=== Given records ===
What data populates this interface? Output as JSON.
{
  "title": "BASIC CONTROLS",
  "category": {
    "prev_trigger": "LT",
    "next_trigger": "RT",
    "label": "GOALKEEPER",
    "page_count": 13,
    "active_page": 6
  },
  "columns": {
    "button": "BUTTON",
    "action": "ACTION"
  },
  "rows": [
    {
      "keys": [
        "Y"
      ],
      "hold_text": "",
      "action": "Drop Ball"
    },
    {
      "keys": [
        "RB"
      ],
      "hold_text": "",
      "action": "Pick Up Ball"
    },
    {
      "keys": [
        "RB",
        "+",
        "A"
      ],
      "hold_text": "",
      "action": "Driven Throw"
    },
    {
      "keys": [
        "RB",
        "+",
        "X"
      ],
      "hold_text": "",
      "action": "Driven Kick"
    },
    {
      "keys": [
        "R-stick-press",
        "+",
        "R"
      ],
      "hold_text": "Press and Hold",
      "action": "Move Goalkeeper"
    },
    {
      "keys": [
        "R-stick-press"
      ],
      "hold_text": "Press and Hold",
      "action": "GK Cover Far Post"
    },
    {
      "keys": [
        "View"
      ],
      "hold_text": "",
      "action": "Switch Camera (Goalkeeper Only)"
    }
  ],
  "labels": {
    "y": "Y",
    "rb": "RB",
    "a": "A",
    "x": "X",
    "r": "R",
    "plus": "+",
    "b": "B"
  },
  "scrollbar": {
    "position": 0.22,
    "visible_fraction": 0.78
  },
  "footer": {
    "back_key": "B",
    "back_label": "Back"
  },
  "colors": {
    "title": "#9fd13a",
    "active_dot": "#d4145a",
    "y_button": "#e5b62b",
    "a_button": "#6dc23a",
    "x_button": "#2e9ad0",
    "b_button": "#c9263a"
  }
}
===
=== Given records ===
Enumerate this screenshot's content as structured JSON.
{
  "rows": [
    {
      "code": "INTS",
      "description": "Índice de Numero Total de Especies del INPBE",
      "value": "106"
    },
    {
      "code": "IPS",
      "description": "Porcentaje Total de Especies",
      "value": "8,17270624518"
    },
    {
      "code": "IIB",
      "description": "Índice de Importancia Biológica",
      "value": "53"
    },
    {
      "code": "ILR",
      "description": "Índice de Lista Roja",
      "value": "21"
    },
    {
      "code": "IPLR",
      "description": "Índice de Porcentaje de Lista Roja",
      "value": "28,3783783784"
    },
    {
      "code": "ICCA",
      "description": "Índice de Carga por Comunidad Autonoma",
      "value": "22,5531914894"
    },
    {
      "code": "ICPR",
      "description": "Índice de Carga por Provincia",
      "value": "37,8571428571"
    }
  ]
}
===
=== Given records ===
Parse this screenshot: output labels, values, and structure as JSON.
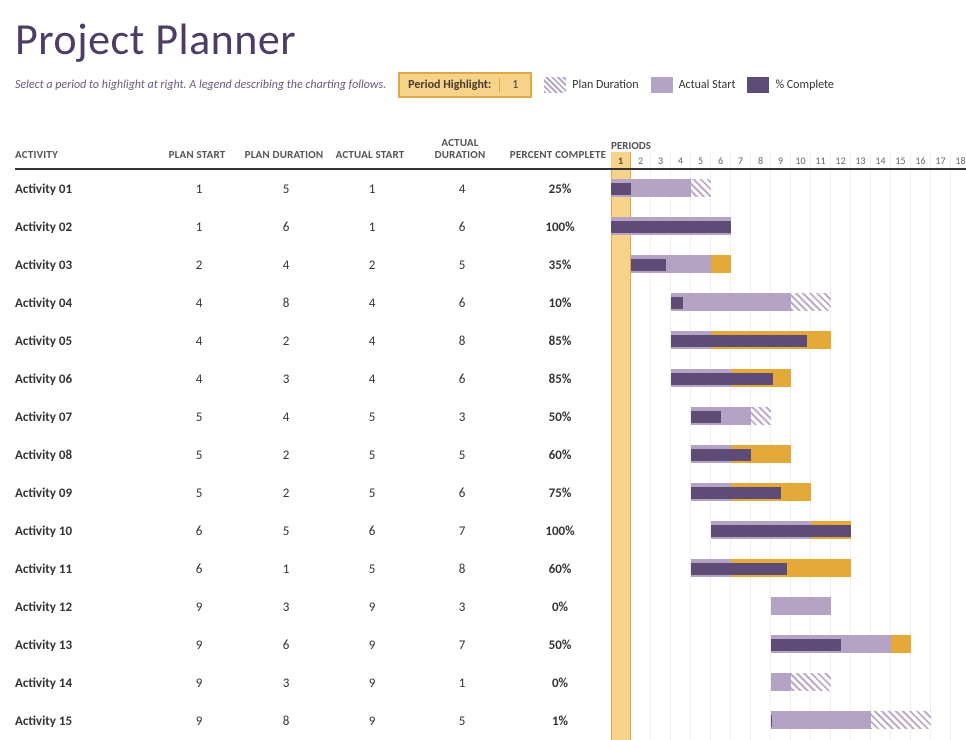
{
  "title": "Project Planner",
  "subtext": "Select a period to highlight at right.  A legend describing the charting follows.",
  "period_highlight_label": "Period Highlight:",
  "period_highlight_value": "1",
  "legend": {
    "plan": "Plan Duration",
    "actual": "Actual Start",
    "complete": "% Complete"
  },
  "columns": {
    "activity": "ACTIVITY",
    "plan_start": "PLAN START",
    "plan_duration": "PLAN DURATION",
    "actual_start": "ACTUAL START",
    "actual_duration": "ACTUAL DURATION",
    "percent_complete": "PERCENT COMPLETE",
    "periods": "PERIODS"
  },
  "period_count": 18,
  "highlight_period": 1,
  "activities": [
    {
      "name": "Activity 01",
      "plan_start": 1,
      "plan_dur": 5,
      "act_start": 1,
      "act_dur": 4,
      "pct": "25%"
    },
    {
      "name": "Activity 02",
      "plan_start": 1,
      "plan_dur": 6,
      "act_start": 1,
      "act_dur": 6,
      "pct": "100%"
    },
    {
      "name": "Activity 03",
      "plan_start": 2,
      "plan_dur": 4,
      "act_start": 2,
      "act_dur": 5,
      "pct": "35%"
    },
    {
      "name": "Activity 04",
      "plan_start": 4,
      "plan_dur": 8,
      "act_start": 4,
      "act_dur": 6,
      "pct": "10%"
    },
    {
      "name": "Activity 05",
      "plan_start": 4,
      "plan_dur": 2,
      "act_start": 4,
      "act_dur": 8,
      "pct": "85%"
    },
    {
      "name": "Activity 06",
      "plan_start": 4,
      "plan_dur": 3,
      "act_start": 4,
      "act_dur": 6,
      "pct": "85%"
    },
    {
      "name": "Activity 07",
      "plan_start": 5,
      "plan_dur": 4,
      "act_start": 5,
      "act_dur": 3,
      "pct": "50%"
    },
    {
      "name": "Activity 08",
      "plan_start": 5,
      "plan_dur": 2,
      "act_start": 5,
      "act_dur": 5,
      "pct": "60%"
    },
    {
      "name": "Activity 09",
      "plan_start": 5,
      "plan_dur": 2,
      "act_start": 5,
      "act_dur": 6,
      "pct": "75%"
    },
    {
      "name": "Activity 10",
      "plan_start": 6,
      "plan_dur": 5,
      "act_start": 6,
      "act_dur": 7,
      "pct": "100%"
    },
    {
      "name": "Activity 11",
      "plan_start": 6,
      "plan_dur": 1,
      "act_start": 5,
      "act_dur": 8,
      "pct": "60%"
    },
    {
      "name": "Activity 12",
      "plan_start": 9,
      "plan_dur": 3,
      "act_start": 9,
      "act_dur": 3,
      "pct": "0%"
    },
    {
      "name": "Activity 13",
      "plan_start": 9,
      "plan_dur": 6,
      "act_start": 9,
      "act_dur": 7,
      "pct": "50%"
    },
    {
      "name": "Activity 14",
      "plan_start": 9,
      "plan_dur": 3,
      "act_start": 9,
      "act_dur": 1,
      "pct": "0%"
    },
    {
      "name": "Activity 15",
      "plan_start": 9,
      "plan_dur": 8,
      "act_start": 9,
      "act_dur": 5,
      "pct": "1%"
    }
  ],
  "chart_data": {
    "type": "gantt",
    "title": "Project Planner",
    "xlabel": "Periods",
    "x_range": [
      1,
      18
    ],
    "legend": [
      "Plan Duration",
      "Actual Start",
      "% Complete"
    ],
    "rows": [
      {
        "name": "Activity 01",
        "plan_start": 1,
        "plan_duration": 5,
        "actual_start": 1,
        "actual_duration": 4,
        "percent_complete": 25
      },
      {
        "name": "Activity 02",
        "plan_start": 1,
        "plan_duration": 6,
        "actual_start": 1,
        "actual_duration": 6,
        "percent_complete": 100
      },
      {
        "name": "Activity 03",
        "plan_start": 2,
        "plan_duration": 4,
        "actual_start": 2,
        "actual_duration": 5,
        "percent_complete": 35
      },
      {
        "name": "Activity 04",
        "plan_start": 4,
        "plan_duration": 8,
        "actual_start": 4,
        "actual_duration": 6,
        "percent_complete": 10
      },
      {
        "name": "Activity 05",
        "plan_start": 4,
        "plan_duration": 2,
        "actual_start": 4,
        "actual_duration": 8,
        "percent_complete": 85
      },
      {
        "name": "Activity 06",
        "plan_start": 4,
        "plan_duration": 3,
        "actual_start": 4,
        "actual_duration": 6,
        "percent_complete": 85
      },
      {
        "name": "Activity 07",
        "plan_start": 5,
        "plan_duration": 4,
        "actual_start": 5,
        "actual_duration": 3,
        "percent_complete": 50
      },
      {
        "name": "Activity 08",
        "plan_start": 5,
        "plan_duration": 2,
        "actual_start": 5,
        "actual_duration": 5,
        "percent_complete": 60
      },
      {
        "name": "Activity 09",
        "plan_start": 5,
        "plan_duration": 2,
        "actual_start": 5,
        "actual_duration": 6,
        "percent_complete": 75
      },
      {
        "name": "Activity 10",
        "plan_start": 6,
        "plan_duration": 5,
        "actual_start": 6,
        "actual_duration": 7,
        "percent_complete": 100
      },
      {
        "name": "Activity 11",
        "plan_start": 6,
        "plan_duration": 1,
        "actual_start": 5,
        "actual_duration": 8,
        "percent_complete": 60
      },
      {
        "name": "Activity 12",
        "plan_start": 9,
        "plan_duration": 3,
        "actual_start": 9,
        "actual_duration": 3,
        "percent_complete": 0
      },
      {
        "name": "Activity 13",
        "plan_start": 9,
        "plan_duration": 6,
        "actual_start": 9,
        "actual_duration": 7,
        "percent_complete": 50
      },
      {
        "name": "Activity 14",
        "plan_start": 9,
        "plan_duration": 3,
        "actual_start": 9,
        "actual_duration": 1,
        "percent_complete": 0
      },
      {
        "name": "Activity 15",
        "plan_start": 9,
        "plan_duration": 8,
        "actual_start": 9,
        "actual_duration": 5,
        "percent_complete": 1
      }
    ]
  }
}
===
**Task statement:** Which lines hold the word "description"? Copy all of them.

**Response to this task:**
      "description": "Índice de Numero Total de Especies del INPBE",
      "description": "Porcentaje Total de Especies",
      "description": "Índice de Importancia Biológica",
      "description": "Índice de Lista Roja",
      "description": "Índice de Porcentaje de Lista Roja",
      "description": "Índice de Carga por Comunidad Autonoma",
      "description": "Índice de Carga por Provincia",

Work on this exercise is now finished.